Written exercise:
In the lines below, how many hold the word "activity"? Answer only with the number.

─── Listed records

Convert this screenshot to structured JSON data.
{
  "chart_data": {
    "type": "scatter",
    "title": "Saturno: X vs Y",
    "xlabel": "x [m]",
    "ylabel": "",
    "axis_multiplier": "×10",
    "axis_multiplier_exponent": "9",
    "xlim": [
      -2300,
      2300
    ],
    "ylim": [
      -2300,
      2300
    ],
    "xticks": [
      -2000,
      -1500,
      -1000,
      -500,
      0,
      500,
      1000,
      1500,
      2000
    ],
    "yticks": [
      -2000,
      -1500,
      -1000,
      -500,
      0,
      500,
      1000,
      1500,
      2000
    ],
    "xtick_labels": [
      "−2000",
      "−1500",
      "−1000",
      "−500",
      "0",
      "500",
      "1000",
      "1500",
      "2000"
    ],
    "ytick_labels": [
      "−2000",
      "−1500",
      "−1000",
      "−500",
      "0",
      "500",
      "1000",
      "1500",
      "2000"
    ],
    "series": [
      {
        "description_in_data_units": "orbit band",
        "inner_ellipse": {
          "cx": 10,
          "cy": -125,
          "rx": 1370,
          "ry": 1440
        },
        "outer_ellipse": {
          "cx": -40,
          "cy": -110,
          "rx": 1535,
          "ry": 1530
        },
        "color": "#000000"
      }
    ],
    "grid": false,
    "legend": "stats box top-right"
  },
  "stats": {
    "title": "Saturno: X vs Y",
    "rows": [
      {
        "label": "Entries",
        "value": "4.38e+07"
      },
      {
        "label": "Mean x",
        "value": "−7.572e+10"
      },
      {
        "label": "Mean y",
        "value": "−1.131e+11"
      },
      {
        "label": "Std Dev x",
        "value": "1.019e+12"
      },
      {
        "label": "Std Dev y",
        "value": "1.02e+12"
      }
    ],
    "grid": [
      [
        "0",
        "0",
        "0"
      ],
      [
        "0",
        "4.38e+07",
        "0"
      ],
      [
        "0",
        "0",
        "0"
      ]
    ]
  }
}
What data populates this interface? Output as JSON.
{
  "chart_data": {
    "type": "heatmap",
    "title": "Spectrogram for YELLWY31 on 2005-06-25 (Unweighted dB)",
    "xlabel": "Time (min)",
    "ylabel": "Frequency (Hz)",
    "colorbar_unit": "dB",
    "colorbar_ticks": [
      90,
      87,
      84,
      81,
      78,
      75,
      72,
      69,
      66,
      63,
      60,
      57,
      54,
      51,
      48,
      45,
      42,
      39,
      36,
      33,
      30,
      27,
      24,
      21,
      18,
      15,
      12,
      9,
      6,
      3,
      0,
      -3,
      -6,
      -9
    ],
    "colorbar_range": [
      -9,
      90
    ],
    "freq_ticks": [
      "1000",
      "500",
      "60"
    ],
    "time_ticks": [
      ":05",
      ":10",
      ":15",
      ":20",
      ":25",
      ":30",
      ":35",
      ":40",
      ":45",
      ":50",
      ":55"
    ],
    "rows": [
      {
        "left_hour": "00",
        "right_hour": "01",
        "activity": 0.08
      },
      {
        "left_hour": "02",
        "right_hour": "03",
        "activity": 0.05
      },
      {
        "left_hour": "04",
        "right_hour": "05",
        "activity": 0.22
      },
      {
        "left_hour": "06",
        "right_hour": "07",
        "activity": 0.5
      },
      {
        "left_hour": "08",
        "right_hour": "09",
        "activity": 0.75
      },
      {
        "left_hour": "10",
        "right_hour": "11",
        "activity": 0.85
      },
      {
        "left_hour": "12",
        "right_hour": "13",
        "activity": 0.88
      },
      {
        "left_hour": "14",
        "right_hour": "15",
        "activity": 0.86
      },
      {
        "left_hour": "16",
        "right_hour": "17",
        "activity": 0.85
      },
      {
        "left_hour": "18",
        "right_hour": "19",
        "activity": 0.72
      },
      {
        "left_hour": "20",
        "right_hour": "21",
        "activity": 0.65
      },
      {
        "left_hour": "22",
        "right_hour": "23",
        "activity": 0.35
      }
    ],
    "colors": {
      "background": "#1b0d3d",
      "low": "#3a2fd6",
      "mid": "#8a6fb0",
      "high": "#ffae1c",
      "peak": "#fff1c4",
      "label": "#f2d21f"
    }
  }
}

──────

The answer:
12